» Source records:
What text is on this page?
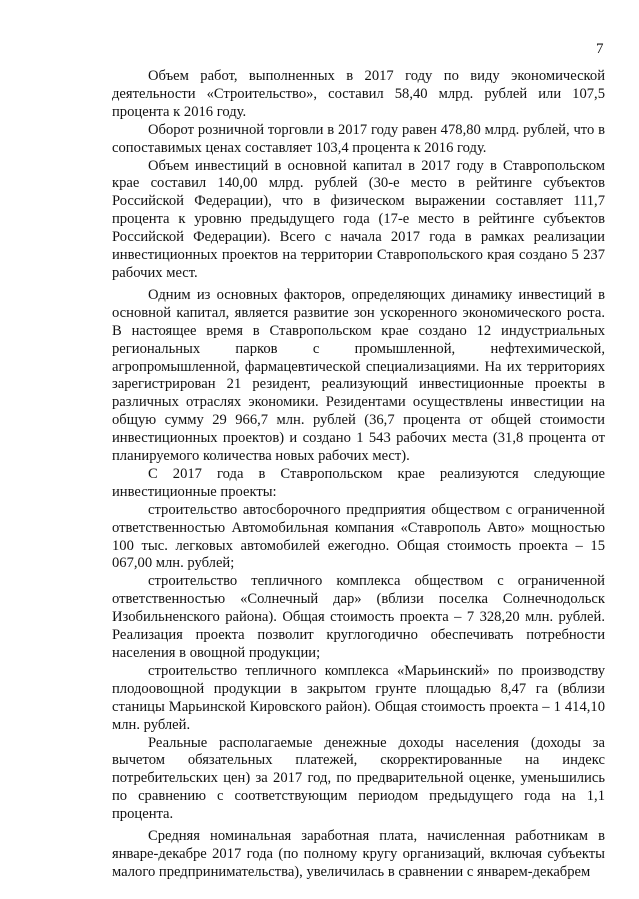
7

Объем работ, выполненных в 2017 году по виду экономической деятельности «Строительство», составил 58,40 млрд. рублей или 107,5 процента к 2016 году.

Оборот розничной торговли в 2017 году равен 478,80 млрд. рублей, что в сопоставимых ценах составляет 103,4 процента к 2016 году.

Объем инвестиций в основной капитал в 2017 году в Ставропольском крае составил 140,00 млрд. рублей (30-е место в рейтинге субъектов Российской Федерации), что в физическом выражении составляет 111,7 процента к уровню предыдущего года (17-е место в рейтинге субъектов Российской Федерации). Всего с начала 2017 года в рамках реализации инвестиционных проектов на территории Ставропольского края создано 5 237 рабочих мест.

Одним из основных факторов, определяющих динамику инвестиций в основной капитал, является развитие зон ускоренного экономического роста. В настоящее время в Ставропольском крае создано 12 индустриальных региональных парков с промышленной, нефтехимической, агропромышленной, фармацевтической специализациями. На их территориях зарегистрирован 21 резидент, реализующий инвестиционные проекты в различных отраслях экономики. Резидентами осуществлены инвестиции на общую сумму 29 966,7 млн. рублей (36,7 процента от общей стоимости инвестиционных проектов) и создано 1 543 рабочих места (31,8 процента от планируемого количества новых рабочих мест).

С 2017 года в Ставропольском крае реализуются следующие инвестиционные проекты:

строительство автосборочного предприятия обществом с ограниченной ответственностью Автомобильная компания «Ставрополь Авто» мощностью 100 тыс. легковых автомобилей ежегодно. Общая стоимость проекта – 15 067,00 млн. рублей;

строительство тепличного комплекса обществом с ограниченной ответственностью «Солнечный дар» (вблизи поселка Солнечнодольск Изобильненского района). Общая стоимость проекта – 7 328,20 млн. рублей. Реализация проекта позволит круглогодично обеспечивать потребности населения в овощной продукции;

строительство тепличного комплекса «Марьинский» по производству плодоовощной продукции в закрытом грунте площадью 8,47 га (вблизи станицы Марьинской Кировского район). Общая стоимость проекта – 1 414,10 млн. рублей.

Реальные располагаемые денежные доходы населения (доходы за вычетом обязательных платежей, скорректированные на индекс потребительских цен) за 2017 год, по предварительной оценке, уменьшились по сравнению с соответствующим периодом предыдущего года на 1,1 процента.

Средняя номинальная заработная плата, начисленная работникам в январе-декабре 2017 года (по полному кругу организаций, включая субъекты малого предпринимательства), увеличилась в сравнении с январем-декабрем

» Given problem:
Select every line of the records holding the string "обществом".

» Response:
строительство автосборочного предприятия обществом с ограниченной ответственностью Автомобильная компания «Ставрополь Авто» мощностью 100 тыс. легковых автомобилей ежегодно. Общая стоимость проекта – 15 067,00 млн. рублей;
строительство тепличного комплекса обществом с ограниченной ответственностью «Солнечный дар» (вблизи поселка Солнечнодольск Изобильненского района). Общая стоимость проекта – 7 328,20 млн. рублей. Реализация проекта позволит круглогодично обеспечивать потребности населения в овощной продукции;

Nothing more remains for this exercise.